• **THE PROBLEM**
What follows is a block of records; reproduce all of it verbatim.

— START OF EXTRACTED ENTRIES —

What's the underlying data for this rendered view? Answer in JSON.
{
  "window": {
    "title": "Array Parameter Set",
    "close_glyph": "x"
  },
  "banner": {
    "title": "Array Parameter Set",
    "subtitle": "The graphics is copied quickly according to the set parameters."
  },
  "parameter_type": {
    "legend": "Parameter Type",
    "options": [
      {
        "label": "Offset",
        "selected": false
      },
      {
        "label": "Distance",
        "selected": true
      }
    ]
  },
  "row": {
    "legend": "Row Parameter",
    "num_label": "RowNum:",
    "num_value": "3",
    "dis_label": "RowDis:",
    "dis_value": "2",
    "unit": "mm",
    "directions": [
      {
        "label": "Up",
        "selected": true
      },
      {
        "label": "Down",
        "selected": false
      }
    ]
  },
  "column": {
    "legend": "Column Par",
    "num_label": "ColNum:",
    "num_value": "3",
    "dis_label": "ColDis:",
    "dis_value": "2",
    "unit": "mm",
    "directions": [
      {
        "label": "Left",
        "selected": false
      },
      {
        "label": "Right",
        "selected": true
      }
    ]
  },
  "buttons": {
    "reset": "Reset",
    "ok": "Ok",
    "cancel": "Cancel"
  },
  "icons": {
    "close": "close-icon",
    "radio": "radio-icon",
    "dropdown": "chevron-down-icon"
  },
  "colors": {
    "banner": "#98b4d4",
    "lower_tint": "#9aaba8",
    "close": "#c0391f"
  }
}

— END OF EXTRACTED ENTRIES —

• **EXPECTED ANSWER**
What's the underlying data for this rendered view? Answer in JSON.
{
  "window": {
    "title": "Array Parameter Set",
    "close_glyph": "x"
  },
  "banner": {
    "title": "Array Parameter Set",
    "subtitle": "The graphics is copied quickly according to the set parameters."
  },
  "parameter_type": {
    "legend": "Parameter Type",
    "options": [
      {
        "label": "Offset",
        "selected": false
      },
      {
        "label": "Distance",
        "selected": true
      }
    ]
  },
  "row": {
    "legend": "Row Parameter",
    "num_label": "RowNum:",
    "num_value": "3",
    "dis_label": "RowDis:",
    "dis_value": "2",
    "unit": "mm",
    "directions": [
      {
        "label": "Up",
        "selected": true
      },
      {
        "label": "Down",
        "selected": false
      }
    ]
  },
  "column": {
    "legend": "Column Par",
    "num_label": "ColNum:",
    "num_value": "3",
    "dis_label": "ColDis:",
    "dis_value": "2",
    "unit": "mm",
    "directions": [
      {
        "label": "Left",
        "selected": false
      },
      {
        "label": "Right",
        "selected": true
      }
    ]
  },
  "buttons": {
    "reset": "Reset",
    "ok": "Ok",
    "cancel": "Cancel"
  },
  "icons": {
    "close": "close-icon",
    "radio": "radio-icon",
    "dropdown": "chevron-down-icon"
  },
  "colors": {
    "banner": "#98b4d4",
    "lower_tint": "#9aaba8",
    "close": "#c0391f"
  }
}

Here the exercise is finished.